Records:
+ + +

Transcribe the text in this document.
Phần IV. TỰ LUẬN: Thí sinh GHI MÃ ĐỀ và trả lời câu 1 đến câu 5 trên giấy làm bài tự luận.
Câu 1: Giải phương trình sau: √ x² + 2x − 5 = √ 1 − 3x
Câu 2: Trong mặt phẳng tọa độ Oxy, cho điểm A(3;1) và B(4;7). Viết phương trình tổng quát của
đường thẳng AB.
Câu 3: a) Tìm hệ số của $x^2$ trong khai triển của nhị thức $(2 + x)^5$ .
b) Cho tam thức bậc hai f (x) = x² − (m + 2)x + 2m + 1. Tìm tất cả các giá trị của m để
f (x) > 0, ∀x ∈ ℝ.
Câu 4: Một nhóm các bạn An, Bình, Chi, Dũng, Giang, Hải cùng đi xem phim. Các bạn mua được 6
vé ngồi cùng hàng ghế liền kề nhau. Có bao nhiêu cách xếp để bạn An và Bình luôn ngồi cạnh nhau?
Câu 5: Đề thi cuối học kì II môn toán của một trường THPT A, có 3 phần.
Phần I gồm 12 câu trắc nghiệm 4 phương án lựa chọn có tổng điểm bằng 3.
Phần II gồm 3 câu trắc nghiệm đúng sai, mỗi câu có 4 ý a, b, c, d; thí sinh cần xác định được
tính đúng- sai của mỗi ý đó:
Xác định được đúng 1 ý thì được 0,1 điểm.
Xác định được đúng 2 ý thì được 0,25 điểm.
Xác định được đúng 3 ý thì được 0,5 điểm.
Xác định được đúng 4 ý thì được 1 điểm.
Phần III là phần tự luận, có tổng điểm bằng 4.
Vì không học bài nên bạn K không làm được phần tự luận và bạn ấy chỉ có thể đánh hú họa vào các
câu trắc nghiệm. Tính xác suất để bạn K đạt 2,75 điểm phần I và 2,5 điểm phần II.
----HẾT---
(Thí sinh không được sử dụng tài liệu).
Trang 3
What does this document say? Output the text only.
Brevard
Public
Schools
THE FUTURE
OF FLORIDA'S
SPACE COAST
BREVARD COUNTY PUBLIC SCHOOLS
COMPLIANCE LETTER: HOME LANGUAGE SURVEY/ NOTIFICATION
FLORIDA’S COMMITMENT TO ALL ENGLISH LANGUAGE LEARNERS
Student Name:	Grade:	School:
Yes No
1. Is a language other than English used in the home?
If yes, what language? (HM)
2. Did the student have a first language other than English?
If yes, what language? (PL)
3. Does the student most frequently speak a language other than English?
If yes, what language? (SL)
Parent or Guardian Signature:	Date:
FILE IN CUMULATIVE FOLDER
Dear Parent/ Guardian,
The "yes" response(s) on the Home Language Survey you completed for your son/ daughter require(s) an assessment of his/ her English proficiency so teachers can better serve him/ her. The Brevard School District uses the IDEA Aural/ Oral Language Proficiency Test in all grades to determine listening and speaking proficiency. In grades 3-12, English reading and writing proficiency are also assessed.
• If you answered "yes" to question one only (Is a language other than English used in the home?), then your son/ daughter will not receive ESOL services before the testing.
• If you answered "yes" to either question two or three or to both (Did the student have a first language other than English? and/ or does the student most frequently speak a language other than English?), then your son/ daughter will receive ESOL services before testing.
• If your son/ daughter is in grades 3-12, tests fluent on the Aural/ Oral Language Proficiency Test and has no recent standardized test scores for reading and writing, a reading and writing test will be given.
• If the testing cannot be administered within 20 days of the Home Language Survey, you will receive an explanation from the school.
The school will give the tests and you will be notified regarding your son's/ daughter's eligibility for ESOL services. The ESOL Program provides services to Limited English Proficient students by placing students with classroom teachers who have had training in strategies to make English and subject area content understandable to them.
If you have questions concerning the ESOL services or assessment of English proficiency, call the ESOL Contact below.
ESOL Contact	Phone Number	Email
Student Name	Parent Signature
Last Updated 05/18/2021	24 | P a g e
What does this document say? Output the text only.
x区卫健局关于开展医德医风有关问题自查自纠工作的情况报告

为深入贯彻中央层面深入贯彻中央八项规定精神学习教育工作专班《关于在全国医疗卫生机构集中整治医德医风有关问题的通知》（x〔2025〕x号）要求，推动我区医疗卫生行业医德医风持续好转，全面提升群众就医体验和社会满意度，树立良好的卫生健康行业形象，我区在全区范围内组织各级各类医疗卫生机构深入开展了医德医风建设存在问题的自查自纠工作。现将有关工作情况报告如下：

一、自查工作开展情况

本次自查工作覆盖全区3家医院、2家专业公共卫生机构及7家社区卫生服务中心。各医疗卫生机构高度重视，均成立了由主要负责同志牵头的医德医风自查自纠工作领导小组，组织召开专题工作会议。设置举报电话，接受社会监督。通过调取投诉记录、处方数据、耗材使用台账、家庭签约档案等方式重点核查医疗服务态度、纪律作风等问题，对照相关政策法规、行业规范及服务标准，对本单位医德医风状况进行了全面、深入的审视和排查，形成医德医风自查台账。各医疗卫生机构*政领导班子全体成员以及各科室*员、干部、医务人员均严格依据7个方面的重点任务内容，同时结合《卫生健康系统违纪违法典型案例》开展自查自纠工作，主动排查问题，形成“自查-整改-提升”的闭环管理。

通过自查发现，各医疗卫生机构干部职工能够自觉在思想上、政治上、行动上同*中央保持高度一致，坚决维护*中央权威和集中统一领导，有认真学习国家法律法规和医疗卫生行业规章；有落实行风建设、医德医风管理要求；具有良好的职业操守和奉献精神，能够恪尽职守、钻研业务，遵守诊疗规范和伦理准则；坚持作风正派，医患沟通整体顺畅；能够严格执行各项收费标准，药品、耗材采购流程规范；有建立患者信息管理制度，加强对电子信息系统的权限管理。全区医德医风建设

+ + +

THE PROBLEM -
All of the entries must be quoted exactly; please include each one.

COMPLETED TASK -
Transcribe the text in this document.
Phần IV. TỰ LUẬN: Thí sinh GHI MÃ ĐỀ và trả lời câu 1 đến câu 5 trên giấy làm bài tự luận.
Câu 1: Giải phương trình sau: √ x² + 2x − 5 = √ 1 − 3x
Câu 2: Trong mặt phẳng tọa độ Oxy, cho điểm A(3;1) và B(4;7). Viết phương trình tổng quát của
đường thẳng AB.
Câu 3: a) Tìm hệ số của $x^2$ trong khai triển của nhị thức $(2 + x)^5$ .
b) Cho tam thức bậc hai f (x) = x² − (m + 2)x + 2m + 1. Tìm tất cả các giá trị của m để
f (x) > 0, ∀x ∈ ℝ.
Câu 4: Một nhóm các bạn An, Bình, Chi, Dũng, Giang, Hải cùng đi xem phim. Các bạn mua được 6
vé ngồi cùng hàng ghế liền kề nhau. Có bao nhiêu cách xếp để bạn An và Bình luôn ngồi cạnh nhau?
Câu 5: Đề thi cuối học kì II môn toán của một trường THPT A, có 3 phần.
Phần I gồm 12 câu trắc nghiệm 4 phương án lựa chọn có tổng điểm bằng 3.
Phần II gồm 3 câu trắc nghiệm đúng sai, mỗi câu có 4 ý a, b, c, d; thí sinh cần xác định được
tính đúng- sai của mỗi ý đó:
Xác định được đúng 1 ý thì được 0,1 điểm.
Xác định được đúng 2 ý thì được 0,25 điểm.
Xác định được đúng 3 ý thì được 0,5 điểm.
Xác định được đúng 4 ý thì được 1 điểm.
Phần III là phần tự luận, có tổng điểm bằng 4.
Vì không học bài nên bạn K không làm được phần tự luận và bạn ấy chỉ có thể đánh hú họa vào các
câu trắc nghiệm. Tính xác suất để bạn K đạt 2,75 điểm phần I và 2,5 điểm phần II.
----HẾT---
(Thí sinh không được sử dụng tài liệu).
Trang 3
What does this document say? Output the text only.
Brevard
Public
Schools
THE FUTURE
OF FLORIDA'S
SPACE COAST
BREVARD COUNTY PUBLIC SCHOOLS
COMPLIANCE LETTER: HOME LANGUAGE SURVEY/ NOTIFICATION
FLORIDA’S COMMITMENT TO ALL ENGLISH LANGUAGE LEARNERS
Student Name:	Grade:	School:
Yes No
1. Is a language other than English used in the home?
If yes, what language? (HM)
2. Did the student have a first language other than English?
If yes, what language? (PL)
3. Does the student most frequently speak a language other than English?
If yes, what language? (SL)
Parent or Guardian Signature:	Date:
FILE IN CUMULATIVE FOLDER
Dear Parent/ Guardian,
The "yes" response(s) on the Home Language Survey you completed for your son/ daughter require(s) an assessment of his/ her English proficiency so teachers can better serve him/ her. The Brevard School District uses the IDEA Aural/ Oral Language Proficiency Test in all grades to determine listening and speaking proficiency. In grades 3-12, English reading and writing proficiency are also assessed.
• If you answered "yes" to question one only (Is a language other than English used in the home?), then your son/ daughter will not receive ESOL services before the testing.
• If you answered "yes" to either question two or three or to both (Did the student have a first language other than English? and/ or does the student most frequently speak a language other than English?), then your son/ daughter will receive ESOL services before testing.
• If your son/ daughter is in grades 3-12, tests fluent on the Aural/ Oral Language Proficiency Test and has no recent standardized test scores for reading and writing, a reading and writing test will be given.
• If the testing cannot be administered within 20 days of the Home Language Survey, you will receive an explanation from the school.
The school will give the tests and you will be notified regarding your son's/ daughter's eligibility for ESOL services. The ESOL Program provides services to Limited English Proficient students by placing students with classroom teachers who have had training in strategies to make English and subject area content understandable to them.
If you have questions concerning the ESOL services or assessment of English proficiency, call the ESOL Contact below.
ESOL Contact	Phone Number	Email
Student Name	Parent Signature
Last Updated 05/18/2021	24 | P a g e
What does this document say? Output the text only.
x区卫健局关于开展医德医风有关问题自查自纠工作的情况报告

为深入贯彻中央层面深入贯彻中央八项规定精神学习教育工作专班《关于在全国医疗卫生机构集中整治医德医风有关问题的通知》（x〔2025〕x号）要求，推动我区医疗卫生行业医德医风持续好转，全面提升群众就医体验和社会满意度，树立良好的卫生健康行业形象，我区在全区范围内组织各级各类医疗卫生机构深入开展了医德医风建设存在问题的自查自纠工作。现将有关工作情况报告如下：

一、自查工作开展情况

本次自查工作覆盖全区3家医院、2家专业公共卫生机构及7家社区卫生服务中心。各医疗卫生机构高度重视，均成立了由主要负责同志牵头的医德医风自查自纠工作领导小组，组织召开专题工作会议。设置举报电话，接受社会监督。通过调取投诉记录、处方数据、耗材使用台账、家庭签约档案等方式重点核查医疗服务态度、纪律作风等问题，对照相关政策法规、行业规范及服务标准，对本单位医德医风状况进行了全面、深入的审视和排查，形成医德医风自查台账。各医疗卫生机构*政领导班子全体成员以及各科室*员、干部、医务人员均严格依据7个方面的重点任务内容，同时结合《卫生健康系统违纪违法典型案例》开展自查自纠工作，主动排查问题，形成“自查-整改-提升”的闭环管理。

通过自查发现，各医疗卫生机构干部职工能够自觉在思想上、政治上、行动上同*中央保持高度一致，坚决维护*中央权威和集中统一领导，有认真学习国家法律法规和医疗卫生行业规章；有落实行风建设、医德医风管理要求；具有良好的职业操守和奉献精神，能够恪尽职守、钻研业务，遵守诊疗规范和伦理准则；坚持作风正派，医患沟通整体顺畅；能够严格执行各项收费标准，药品、耗材采购流程规范；有建立患者信息管理制度，加强对电子信息系统的权限管理。全区医德医风建设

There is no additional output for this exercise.